---- The input

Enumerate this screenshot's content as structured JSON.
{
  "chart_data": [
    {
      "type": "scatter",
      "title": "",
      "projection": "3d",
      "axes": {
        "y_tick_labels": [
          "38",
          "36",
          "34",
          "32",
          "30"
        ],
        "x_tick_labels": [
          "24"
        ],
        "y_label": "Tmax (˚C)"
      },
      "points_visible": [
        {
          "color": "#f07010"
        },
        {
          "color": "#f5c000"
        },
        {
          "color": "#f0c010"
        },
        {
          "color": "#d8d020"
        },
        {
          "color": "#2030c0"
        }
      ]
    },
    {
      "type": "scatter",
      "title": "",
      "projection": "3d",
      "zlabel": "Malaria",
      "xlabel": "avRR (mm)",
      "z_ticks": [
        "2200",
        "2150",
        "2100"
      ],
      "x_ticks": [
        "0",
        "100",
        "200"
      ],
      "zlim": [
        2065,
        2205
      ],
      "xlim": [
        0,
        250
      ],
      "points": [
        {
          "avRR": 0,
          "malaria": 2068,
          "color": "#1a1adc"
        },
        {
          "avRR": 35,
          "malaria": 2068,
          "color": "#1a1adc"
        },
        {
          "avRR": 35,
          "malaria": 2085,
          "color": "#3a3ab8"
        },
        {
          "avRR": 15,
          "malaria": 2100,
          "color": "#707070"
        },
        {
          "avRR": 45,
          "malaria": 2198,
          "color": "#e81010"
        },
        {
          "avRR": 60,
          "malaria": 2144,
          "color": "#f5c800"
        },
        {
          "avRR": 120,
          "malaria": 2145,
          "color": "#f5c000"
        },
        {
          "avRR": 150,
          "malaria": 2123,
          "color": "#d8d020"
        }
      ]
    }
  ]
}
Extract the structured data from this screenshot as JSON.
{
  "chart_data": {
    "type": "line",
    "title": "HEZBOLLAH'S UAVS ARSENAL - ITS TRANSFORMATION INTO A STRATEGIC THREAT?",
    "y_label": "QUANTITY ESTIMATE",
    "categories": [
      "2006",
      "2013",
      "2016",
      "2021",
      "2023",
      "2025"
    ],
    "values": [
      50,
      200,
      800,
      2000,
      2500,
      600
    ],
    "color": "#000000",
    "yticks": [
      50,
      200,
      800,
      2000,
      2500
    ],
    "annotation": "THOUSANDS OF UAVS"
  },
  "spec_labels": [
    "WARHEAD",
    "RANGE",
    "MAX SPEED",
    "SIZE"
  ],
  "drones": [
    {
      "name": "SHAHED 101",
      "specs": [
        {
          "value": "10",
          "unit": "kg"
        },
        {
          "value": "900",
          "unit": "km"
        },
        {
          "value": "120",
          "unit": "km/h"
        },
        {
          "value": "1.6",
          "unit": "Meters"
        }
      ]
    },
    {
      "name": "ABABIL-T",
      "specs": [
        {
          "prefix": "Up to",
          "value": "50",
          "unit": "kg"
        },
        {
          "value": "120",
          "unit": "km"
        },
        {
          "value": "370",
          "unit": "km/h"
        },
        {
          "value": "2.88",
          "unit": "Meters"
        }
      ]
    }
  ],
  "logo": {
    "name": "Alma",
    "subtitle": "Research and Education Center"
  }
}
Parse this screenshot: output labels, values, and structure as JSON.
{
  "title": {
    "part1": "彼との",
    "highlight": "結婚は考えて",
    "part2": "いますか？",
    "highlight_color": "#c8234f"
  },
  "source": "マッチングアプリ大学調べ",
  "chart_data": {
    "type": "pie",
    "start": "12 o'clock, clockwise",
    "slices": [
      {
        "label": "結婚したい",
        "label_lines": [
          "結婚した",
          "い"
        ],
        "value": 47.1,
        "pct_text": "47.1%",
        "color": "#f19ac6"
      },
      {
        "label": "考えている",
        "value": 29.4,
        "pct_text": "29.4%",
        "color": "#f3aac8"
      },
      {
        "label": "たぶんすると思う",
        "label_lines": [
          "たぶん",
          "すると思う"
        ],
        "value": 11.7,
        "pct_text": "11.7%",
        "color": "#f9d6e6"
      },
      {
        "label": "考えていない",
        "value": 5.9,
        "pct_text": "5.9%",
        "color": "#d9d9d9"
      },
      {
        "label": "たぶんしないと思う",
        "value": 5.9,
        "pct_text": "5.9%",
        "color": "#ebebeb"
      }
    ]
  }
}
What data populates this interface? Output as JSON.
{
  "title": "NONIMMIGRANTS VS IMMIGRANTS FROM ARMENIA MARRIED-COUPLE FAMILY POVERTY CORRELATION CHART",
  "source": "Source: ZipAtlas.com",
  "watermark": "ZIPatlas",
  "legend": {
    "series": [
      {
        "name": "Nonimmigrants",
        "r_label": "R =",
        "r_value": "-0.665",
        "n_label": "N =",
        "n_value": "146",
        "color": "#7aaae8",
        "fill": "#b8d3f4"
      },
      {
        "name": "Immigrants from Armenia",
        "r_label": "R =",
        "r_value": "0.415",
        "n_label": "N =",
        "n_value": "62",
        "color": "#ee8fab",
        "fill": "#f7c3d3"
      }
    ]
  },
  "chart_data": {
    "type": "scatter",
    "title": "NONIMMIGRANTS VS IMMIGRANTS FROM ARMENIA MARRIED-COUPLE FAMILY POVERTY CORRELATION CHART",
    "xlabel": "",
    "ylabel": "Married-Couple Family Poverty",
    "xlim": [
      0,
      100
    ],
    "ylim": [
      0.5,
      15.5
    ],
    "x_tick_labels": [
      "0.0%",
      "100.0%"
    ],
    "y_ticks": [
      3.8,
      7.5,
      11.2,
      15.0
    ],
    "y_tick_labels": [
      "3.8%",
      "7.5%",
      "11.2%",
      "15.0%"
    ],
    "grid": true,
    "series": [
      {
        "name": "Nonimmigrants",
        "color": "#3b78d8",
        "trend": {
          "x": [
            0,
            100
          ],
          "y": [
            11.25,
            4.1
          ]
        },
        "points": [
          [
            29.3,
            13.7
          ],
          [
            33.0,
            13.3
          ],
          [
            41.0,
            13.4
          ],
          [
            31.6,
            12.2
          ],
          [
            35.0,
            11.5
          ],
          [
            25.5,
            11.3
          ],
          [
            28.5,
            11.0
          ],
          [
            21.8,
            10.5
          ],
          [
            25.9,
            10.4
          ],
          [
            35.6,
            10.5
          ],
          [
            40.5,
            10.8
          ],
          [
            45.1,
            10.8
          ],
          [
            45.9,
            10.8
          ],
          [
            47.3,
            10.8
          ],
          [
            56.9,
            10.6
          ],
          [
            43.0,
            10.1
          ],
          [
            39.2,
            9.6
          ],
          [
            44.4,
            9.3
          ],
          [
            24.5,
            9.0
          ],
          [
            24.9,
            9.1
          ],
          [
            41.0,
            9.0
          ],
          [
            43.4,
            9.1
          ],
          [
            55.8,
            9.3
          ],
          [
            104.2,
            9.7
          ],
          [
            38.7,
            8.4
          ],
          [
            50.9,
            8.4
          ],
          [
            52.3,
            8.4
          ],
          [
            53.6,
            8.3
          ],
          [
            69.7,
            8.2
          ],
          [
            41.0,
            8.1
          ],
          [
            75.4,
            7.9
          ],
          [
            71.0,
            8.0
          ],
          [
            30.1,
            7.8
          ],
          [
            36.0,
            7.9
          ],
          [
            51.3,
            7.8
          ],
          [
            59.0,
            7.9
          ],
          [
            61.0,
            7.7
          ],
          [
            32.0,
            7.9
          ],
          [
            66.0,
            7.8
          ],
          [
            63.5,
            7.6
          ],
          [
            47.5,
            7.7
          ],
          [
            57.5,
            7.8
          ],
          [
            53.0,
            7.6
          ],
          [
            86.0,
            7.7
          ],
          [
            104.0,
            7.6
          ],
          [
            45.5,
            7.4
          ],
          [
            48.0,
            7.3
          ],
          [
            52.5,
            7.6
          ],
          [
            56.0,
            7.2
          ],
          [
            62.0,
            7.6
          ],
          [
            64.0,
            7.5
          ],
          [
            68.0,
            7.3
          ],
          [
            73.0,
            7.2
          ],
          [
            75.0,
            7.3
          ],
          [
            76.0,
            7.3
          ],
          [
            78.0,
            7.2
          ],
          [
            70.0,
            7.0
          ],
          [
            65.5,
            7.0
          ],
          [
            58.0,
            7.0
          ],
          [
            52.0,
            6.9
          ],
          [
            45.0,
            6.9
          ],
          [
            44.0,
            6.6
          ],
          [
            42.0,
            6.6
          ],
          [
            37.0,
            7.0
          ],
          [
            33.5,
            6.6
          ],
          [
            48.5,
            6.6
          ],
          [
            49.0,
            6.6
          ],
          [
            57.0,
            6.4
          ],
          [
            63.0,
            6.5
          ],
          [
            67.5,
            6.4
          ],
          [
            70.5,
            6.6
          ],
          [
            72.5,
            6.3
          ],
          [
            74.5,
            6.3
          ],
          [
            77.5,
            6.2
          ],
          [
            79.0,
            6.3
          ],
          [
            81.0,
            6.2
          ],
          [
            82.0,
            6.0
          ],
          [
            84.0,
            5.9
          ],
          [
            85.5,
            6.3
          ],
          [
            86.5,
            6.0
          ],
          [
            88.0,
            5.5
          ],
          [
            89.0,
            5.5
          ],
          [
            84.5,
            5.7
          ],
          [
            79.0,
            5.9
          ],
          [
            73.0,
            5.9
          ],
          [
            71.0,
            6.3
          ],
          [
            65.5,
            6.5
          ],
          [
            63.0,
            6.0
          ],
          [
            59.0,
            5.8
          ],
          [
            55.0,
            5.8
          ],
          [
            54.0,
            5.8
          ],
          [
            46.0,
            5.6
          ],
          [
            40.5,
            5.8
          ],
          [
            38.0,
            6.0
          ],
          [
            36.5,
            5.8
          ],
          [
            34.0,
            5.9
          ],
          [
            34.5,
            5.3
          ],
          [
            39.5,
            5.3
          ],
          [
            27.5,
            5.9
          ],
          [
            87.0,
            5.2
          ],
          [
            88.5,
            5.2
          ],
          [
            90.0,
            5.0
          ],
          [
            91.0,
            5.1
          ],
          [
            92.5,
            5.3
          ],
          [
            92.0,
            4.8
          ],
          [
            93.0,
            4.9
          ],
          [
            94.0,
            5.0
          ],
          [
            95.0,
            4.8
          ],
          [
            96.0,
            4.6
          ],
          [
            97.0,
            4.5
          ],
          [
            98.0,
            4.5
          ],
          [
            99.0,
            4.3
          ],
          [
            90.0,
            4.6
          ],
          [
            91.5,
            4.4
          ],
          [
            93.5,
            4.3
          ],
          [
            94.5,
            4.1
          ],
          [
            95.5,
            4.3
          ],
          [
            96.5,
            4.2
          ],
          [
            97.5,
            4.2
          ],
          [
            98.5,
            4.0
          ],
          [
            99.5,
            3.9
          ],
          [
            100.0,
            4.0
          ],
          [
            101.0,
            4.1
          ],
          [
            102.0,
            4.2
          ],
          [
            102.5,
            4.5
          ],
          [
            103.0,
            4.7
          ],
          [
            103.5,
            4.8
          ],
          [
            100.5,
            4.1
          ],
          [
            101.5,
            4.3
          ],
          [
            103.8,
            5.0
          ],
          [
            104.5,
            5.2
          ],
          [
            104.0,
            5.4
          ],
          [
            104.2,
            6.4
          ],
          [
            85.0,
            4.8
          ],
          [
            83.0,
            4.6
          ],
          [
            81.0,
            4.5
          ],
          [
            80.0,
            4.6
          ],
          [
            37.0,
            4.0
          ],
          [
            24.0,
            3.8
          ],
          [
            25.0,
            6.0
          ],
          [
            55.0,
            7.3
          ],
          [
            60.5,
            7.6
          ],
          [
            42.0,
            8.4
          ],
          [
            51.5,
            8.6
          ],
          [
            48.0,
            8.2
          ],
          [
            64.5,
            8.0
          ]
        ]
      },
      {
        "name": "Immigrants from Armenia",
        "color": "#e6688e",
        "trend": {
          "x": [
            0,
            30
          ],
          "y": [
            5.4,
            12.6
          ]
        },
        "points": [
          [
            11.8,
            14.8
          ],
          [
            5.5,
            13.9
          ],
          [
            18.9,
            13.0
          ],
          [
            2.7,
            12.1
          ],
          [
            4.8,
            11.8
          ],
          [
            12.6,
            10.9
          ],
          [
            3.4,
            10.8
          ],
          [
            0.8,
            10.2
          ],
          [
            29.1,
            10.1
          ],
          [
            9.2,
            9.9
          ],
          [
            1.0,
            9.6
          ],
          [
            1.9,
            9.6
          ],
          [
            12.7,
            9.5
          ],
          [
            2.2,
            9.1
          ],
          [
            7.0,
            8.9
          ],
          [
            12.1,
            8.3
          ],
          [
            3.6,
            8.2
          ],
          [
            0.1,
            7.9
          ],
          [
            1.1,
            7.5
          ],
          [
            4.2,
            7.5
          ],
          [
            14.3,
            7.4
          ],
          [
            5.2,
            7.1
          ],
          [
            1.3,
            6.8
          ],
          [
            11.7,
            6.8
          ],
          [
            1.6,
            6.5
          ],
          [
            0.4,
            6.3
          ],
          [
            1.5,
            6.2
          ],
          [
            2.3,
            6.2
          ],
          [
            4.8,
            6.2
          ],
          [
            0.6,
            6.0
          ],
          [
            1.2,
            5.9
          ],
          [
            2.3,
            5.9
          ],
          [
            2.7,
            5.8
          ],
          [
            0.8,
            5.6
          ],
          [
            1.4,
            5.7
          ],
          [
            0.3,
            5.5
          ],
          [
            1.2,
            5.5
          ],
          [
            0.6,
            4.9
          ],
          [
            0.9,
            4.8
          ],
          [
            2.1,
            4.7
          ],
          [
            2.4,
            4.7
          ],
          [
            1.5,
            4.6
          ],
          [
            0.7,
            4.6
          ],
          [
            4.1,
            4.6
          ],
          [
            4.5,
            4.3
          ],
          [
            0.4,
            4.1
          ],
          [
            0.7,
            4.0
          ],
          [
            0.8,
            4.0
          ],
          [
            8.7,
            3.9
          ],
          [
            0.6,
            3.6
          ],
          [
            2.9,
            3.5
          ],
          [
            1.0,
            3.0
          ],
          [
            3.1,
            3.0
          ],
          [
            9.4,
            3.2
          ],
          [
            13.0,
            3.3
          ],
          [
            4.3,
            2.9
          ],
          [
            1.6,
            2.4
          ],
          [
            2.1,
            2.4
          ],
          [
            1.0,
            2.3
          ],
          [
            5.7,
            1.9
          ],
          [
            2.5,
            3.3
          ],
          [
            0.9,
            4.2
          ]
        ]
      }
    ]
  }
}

--------

*To be done*. Take every line from the data that contains the word "source".

*Exercise solution*.
  "source": "マッチングアプリ大学調べ",
  "source": "Source: ZipAtlas.com",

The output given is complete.